- _PROBLEM_
Each entry must appear again exactly as it does in the source.

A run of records

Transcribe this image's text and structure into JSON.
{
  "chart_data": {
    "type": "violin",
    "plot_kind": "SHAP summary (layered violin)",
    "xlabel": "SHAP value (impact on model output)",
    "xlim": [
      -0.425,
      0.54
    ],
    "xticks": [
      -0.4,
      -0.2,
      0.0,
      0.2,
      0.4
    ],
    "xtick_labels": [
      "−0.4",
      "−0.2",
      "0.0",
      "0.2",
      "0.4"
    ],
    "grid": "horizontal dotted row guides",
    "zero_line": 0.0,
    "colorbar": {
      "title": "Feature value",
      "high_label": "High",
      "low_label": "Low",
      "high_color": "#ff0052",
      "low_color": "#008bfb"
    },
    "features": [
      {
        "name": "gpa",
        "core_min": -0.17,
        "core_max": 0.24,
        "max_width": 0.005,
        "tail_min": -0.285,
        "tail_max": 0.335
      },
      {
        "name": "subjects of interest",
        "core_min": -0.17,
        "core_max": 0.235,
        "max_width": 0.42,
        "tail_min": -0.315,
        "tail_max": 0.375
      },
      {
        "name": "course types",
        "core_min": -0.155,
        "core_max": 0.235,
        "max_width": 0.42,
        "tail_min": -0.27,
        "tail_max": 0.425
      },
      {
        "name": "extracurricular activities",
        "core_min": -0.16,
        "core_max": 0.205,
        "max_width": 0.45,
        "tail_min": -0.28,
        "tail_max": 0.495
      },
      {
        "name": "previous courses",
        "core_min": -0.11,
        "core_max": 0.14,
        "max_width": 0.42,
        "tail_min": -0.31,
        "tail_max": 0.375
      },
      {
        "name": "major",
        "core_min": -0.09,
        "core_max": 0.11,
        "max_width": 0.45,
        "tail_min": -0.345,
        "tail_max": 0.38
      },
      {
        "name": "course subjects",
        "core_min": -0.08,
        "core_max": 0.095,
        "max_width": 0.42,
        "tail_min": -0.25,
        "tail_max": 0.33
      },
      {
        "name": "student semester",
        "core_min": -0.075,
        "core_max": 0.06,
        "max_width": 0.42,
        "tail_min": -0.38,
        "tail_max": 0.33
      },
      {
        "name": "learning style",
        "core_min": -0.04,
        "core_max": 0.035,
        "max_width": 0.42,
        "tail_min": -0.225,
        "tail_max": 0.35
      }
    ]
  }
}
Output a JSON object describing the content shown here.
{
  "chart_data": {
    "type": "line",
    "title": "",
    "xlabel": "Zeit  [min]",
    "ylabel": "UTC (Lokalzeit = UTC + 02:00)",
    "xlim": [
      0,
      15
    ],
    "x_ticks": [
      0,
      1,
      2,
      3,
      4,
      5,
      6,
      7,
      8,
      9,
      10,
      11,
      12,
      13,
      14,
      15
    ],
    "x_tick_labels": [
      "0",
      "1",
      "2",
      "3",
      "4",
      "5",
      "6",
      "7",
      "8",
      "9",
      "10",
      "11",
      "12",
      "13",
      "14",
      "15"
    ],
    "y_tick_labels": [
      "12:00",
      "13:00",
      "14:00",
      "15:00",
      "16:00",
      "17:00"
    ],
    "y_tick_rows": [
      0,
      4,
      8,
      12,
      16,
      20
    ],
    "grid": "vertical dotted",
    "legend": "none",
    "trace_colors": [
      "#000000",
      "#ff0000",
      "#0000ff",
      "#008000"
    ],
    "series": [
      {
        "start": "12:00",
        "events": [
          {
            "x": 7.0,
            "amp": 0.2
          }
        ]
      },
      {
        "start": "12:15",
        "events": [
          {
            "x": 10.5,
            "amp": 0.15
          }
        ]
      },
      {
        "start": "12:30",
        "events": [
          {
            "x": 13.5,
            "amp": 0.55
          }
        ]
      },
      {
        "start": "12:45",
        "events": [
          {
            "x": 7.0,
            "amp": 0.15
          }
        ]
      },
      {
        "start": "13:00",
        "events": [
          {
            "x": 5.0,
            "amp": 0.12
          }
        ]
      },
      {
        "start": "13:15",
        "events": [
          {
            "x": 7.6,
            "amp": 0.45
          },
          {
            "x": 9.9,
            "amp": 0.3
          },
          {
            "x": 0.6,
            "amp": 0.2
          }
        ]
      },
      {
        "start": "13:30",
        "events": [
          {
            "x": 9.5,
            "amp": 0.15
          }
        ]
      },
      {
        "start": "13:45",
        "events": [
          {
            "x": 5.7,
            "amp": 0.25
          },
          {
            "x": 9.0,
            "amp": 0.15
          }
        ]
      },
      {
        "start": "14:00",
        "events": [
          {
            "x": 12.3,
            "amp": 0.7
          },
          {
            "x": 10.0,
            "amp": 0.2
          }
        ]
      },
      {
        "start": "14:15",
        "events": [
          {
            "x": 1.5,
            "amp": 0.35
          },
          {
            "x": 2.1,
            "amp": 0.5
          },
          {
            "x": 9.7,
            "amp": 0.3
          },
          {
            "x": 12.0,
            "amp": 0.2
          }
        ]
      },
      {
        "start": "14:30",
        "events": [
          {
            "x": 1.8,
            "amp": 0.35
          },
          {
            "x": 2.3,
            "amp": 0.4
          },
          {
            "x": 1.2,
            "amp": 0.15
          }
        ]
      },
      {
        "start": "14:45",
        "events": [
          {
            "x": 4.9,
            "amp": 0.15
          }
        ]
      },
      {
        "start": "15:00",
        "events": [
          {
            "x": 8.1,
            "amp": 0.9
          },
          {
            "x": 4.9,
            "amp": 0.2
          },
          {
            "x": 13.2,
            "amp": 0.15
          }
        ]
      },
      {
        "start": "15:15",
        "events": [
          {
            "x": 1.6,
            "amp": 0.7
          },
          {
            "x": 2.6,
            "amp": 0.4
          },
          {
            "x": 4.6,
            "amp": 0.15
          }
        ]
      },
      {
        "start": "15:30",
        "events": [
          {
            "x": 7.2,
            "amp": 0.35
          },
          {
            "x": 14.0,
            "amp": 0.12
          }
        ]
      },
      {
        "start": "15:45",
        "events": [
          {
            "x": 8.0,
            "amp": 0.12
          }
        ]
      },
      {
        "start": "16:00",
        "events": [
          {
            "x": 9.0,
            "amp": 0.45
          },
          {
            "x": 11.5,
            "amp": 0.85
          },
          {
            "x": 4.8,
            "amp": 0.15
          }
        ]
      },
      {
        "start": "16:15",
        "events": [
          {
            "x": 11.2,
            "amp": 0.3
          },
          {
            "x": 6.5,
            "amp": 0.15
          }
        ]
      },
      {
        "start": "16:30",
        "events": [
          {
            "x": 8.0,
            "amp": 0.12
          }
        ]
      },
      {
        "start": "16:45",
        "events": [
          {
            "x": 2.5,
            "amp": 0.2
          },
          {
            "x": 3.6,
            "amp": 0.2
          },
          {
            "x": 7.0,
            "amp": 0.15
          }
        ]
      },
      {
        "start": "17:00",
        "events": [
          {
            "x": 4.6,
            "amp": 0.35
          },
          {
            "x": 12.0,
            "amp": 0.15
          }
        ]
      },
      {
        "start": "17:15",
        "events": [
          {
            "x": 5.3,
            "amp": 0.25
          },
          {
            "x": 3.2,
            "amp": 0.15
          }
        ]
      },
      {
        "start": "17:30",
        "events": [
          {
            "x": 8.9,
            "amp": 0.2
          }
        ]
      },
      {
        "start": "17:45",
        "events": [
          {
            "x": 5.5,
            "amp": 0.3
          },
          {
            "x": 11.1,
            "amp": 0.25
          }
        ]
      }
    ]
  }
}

- _TASK OUTPUT_
Transcribe this image's text and structure into JSON.
{
  "chart_data": {
    "type": "violin",
    "plot_kind": "SHAP summary (layered violin)",
    "xlabel": "SHAP value (impact on model output)",
    "xlim": [
      -0.425,
      0.54
    ],
    "xticks": [
      -0.4,
      -0.2,
      0.0,
      0.2,
      0.4
    ],
    "xtick_labels": [
      "−0.4",
      "−0.2",
      "0.0",
      "0.2",
      "0.4"
    ],
    "grid": "horizontal dotted row guides",
    "zero_line": 0.0,
    "colorbar": {
      "title": "Feature value",
      "high_label": "High",
      "low_label": "Low",
      "high_color": "#ff0052",
      "low_color": "#008bfb"
    },
    "features": [
      {
        "name": "gpa",
        "core_min": -0.17,
        "core_max": 0.24,
        "max_width": 0.005,
        "tail_min": -0.285,
        "tail_max": 0.335
      },
      {
        "name": "subjects of interest",
        "core_min": -0.17,
        "core_max": 0.235,
        "max_width": 0.42,
        "tail_min": -0.315,
        "tail_max": 0.375
      },
      {
        "name": "course types",
        "core_min": -0.155,
        "core_max": 0.235,
        "max_width": 0.42,
        "tail_min": -0.27,
        "tail_max": 0.425
      },
      {
        "name": "extracurricular activities",
        "core_min": -0.16,
        "core_max": 0.205,
        "max_width": 0.45,
        "tail_min": -0.28,
        "tail_max": 0.495
      },
      {
        "name": "previous courses",
        "core_min": -0.11,
        "core_max": 0.14,
        "max_width": 0.42,
        "tail_min": -0.31,
        "tail_max": 0.375
      },
      {
        "name": "major",
        "core_min": -0.09,
        "core_max": 0.11,
        "max_width": 0.45,
        "tail_min": -0.345,
        "tail_max": 0.38
      },
      {
        "name": "course subjects",
        "core_min": -0.08,
        "core_max": 0.095,
        "max_width": 0.42,
        "tail_min": -0.25,
        "tail_max": 0.33
      },
      {
        "name": "student semester",
        "core_min": -0.075,
        "core_max": 0.06,
        "max_width": 0.42,
        "tail_min": -0.38,
        "tail_max": 0.33
      },
      {
        "name": "learning style",
        "core_min": -0.04,
        "core_max": 0.035,
        "max_width": 0.42,
        "tail_min": -0.225,
        "tail_max": 0.35
      }
    ]
  }
}
Output a JSON object describing the content shown here.
{
  "chart_data": {
    "type": "line",
    "title": "",
    "xlabel": "Zeit  [min]",
    "ylabel": "UTC (Lokalzeit = UTC + 02:00)",
    "xlim": [
      0,
      15
    ],
    "x_ticks": [
      0,
      1,
      2,
      3,
      4,
      5,
      6,
      7,
      8,
      9,
      10,
      11,
      12,
      13,
      14,
      15
    ],
    "x_tick_labels": [
      "0",
      "1",
      "2",
      "3",
      "4",
      "5",
      "6",
      "7",
      "8",
      "9",
      "10",
      "11",
      "12",
      "13",
      "14",
      "15"
    ],
    "y_tick_labels": [
      "12:00",
      "13:00",
      "14:00",
      "15:00",
      "16:00",
      "17:00"
    ],
    "y_tick_rows": [
      0,
      4,
      8,
      12,
      16,
      20
    ],
    "grid": "vertical dotted",
    "legend": "none",
    "trace_colors": [
      "#000000",
      "#ff0000",
      "#0000ff",
      "#008000"
    ],
    "series": [
      {
        "start": "12:00",
        "events": [
          {
            "x": 7.0,
            "amp": 0.2
          }
        ]
      },
      {
        "start": "12:15",
        "events": [
          {
            "x": 10.5,
            "amp": 0.15
          }
        ]
      },
      {
        "start": "12:30",
        "events": [
          {
            "x": 13.5,
            "amp": 0.55
          }
        ]
      },
      {
        "start": "12:45",
        "events": [
          {
            "x": 7.0,
            "amp": 0.15
          }
        ]
      },
      {
        "start": "13:00",
        "events": [
          {
            "x": 5.0,
            "amp": 0.12
          }
        ]
      },
      {
        "start": "13:15",
        "events": [
          {
            "x": 7.6,
            "amp": 0.45
          },
          {
            "x": 9.9,
            "amp": 0.3
          },
          {
            "x": 0.6,
            "amp": 0.2
          }
        ]
      },
      {
        "start": "13:30",
        "events": [
          {
            "x": 9.5,
            "amp": 0.15
          }
        ]
      },
      {
        "start": "13:45",
        "events": [
          {
            "x": 5.7,
            "amp": 0.25
          },
          {
            "x": 9.0,
            "amp": 0.15
          }
        ]
      },
      {
        "start": "14:00",
        "events": [
          {
            "x": 12.3,
            "amp": 0.7
          },
          {
            "x": 10.0,
            "amp": 0.2
          }
        ]
      },
      {
        "start": "14:15",
        "events": [
          {
            "x": 1.5,
            "amp": 0.35
          },
          {
            "x": 2.1,
            "amp": 0.5
          },
          {
            "x": 9.7,
            "amp": 0.3
          },
          {
            "x": 12.0,
            "amp": 0.2
          }
        ]
      },
      {
        "start": "14:30",
        "events": [
          {
            "x": 1.8,
            "amp": 0.35
          },
          {
            "x": 2.3,
            "amp": 0.4
          },
          {
            "x": 1.2,
            "amp": 0.15
          }
        ]
      },
      {
        "start": "14:45",
        "events": [
          {
            "x": 4.9,
            "amp": 0.15
          }
        ]
      },
      {
        "start": "15:00",
        "events": [
          {
            "x": 8.1,
            "amp": 0.9
          },
          {
            "x": 4.9,
            "amp": 0.2
          },
          {
            "x": 13.2,
            "amp": 0.15
          }
        ]
      },
      {
        "start": "15:15",
        "events": [
          {
            "x": 1.6,
            "amp": 0.7
          },
          {
            "x": 2.6,
            "amp": 0.4
          },
          {
            "x": 4.6,
            "amp": 0.15
          }
        ]
      },
      {
        "start": "15:30",
        "events": [
          {
            "x": 7.2,
            "amp": 0.35
          },
          {
            "x": 14.0,
            "amp": 0.12
          }
        ]
      },
      {
        "start": "15:45",
        "events": [
          {
            "x": 8.0,
            "amp": 0.12
          }
        ]
      },
      {
        "start": "16:00",
        "events": [
          {
            "x": 9.0,
            "amp": 0.45
          },
          {
            "x": 11.5,
            "amp": 0.85
          },
          {
            "x": 4.8,
            "amp": 0.15
          }
        ]
      },
      {
        "start": "16:15",
        "events": [
          {
            "x": 11.2,
            "amp": 0.3
          },
          {
            "x": 6.5,
            "amp": 0.15
          }
        ]
      },
      {
        "start": "16:30",
        "events": [
          {
            "x": 8.0,
            "amp": 0.12
          }
        ]
      },
      {
        "start": "16:45",
        "events": [
          {
            "x": 2.5,
            "amp": 0.2
          },
          {
            "x": 3.6,
            "amp": 0.2
          },
          {
            "x": 7.0,
            "amp": 0.15
          }
        ]
      },
      {
        "start": "17:00",
        "events": [
          {
            "x": 4.6,
            "amp": 0.35
          },
          {
            "x": 12.0,
            "amp": 0.15
          }
        ]
      },
      {
        "start": "17:15",
        "events": [
          {
            "x": 5.3,
            "amp": 0.25
          },
          {
            "x": 3.2,
            "amp": 0.15
          }
        ]
      },
      {
        "start": "17:30",
        "events": [
          {
            "x": 8.9,
            "amp": 0.2
          }
        ]
      },
      {
        "start": "17:45",
        "events": [
          {
            "x": 5.5,
            "amp": 0.3
          },
          {
            "x": 11.1,
            "amp": 0.25
          }
        ]
      }
    ]
  }
}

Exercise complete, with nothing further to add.